(Data listing)
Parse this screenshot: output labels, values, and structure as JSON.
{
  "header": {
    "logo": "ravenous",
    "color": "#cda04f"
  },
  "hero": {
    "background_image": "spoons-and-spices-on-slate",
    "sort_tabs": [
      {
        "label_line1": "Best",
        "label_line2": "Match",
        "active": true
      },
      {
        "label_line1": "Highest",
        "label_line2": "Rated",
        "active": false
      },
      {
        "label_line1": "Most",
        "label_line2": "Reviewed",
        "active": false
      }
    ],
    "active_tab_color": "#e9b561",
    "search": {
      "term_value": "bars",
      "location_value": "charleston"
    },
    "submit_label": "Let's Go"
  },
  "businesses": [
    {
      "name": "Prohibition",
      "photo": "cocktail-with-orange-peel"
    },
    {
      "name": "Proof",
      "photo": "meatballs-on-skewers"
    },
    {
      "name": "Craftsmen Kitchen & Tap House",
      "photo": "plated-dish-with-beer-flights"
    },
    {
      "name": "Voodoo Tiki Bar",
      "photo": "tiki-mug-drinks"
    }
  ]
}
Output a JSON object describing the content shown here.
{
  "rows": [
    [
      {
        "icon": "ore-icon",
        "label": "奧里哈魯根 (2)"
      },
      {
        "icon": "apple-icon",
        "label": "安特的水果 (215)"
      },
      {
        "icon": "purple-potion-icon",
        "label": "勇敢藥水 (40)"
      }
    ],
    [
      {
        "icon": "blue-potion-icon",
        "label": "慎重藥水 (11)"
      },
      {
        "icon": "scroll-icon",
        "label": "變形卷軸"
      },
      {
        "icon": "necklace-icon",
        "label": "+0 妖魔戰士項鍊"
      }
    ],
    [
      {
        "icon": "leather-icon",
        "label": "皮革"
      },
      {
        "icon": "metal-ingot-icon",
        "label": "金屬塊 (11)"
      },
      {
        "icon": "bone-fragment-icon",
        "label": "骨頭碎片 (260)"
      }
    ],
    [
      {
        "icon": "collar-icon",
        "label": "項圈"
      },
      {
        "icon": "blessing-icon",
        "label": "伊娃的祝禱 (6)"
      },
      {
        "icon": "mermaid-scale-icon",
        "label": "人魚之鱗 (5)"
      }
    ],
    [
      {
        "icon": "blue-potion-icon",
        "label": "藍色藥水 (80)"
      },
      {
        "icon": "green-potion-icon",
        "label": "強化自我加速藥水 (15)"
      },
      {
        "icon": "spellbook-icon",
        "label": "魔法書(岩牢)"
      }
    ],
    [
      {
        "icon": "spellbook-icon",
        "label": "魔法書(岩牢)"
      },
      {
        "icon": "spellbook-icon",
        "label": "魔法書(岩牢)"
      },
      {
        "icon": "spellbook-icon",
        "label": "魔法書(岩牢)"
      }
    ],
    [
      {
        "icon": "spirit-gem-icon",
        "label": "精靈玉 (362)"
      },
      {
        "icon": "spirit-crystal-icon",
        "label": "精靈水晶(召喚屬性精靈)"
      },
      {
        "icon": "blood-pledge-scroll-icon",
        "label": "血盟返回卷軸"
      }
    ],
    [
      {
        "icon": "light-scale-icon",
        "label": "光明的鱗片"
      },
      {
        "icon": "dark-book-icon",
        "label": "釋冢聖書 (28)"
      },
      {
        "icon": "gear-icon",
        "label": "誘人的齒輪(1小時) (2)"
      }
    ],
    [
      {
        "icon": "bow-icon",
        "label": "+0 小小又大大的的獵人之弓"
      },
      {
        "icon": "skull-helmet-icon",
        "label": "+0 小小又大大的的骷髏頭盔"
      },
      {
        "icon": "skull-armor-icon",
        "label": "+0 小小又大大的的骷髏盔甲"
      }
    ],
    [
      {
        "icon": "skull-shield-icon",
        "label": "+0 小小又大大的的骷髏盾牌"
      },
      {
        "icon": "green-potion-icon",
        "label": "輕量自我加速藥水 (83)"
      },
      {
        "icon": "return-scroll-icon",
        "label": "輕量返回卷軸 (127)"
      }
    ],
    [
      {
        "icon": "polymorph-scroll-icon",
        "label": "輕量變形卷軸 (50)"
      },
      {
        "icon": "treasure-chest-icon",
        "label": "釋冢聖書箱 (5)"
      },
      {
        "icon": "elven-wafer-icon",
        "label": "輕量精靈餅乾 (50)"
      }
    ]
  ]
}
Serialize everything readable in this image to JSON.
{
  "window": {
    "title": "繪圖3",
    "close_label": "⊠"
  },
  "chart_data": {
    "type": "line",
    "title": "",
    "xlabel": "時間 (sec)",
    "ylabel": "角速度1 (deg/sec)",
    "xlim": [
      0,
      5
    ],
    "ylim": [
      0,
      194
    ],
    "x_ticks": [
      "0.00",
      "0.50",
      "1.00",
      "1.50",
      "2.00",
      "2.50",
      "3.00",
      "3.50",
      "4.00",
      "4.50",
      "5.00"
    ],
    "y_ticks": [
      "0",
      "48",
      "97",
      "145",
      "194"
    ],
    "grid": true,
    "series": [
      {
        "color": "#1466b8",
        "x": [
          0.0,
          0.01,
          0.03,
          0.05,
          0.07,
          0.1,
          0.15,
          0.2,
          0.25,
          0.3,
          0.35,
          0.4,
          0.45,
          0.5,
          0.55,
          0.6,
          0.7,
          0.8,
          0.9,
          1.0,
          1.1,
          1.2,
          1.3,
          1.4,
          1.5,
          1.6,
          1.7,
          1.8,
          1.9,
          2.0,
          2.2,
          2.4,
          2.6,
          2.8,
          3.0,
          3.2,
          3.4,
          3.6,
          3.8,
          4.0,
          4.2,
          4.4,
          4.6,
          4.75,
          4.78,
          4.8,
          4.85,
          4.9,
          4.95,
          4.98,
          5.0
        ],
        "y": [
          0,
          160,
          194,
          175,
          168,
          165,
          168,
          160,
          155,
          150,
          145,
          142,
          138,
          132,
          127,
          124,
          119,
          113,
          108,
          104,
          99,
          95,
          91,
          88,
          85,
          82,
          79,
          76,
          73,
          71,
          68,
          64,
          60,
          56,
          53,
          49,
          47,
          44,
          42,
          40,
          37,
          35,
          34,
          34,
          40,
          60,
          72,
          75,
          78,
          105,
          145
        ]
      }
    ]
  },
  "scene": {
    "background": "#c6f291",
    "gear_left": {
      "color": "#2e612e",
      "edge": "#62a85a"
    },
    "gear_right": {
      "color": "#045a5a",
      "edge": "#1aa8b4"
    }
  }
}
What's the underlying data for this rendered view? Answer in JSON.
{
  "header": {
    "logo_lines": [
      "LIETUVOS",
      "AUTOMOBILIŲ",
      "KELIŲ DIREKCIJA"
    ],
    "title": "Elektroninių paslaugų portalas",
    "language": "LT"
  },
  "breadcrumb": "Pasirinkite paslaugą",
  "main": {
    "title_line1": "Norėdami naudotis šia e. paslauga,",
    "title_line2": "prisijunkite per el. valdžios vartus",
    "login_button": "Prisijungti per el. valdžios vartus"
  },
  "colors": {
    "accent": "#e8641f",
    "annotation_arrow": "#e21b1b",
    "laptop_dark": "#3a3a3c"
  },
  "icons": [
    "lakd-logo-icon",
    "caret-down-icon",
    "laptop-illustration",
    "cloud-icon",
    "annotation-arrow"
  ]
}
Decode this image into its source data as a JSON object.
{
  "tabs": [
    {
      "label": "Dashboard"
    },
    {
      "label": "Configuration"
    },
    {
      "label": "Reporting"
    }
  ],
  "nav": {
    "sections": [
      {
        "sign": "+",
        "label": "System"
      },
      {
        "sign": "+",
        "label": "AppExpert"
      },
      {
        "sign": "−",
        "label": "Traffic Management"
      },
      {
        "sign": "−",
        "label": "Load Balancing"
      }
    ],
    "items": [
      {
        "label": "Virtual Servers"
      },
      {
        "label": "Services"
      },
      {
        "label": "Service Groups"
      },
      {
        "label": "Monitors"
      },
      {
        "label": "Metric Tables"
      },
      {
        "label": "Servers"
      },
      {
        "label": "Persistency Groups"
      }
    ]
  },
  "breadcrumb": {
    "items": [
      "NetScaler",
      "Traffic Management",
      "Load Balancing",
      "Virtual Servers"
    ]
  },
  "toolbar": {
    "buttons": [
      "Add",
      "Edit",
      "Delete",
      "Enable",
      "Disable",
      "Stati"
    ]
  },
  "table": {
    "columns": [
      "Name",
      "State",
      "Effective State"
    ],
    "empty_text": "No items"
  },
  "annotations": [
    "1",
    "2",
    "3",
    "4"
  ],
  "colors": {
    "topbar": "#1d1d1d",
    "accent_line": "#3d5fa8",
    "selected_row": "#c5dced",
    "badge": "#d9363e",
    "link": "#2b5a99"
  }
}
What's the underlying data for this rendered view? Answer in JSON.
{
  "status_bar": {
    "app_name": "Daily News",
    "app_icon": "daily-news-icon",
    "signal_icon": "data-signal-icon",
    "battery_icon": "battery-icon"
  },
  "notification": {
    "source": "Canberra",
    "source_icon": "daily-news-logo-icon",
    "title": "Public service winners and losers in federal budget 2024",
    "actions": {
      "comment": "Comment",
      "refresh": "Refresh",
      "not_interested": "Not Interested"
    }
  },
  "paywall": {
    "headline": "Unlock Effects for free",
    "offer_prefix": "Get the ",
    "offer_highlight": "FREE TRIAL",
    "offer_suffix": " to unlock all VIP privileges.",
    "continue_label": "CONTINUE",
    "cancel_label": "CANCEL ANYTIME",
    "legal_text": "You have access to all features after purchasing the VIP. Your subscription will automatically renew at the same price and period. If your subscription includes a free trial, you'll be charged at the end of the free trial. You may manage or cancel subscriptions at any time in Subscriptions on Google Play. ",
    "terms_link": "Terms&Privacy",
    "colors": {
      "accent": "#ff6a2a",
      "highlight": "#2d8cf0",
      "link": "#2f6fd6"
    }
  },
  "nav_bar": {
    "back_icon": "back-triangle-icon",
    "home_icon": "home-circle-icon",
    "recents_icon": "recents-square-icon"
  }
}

# Problem description
Look through the entries above. Extract each line with the word "Servers".

# Task output
        "label": "Virtual Servers"
        "label": "Servers"
      "Virtual Servers"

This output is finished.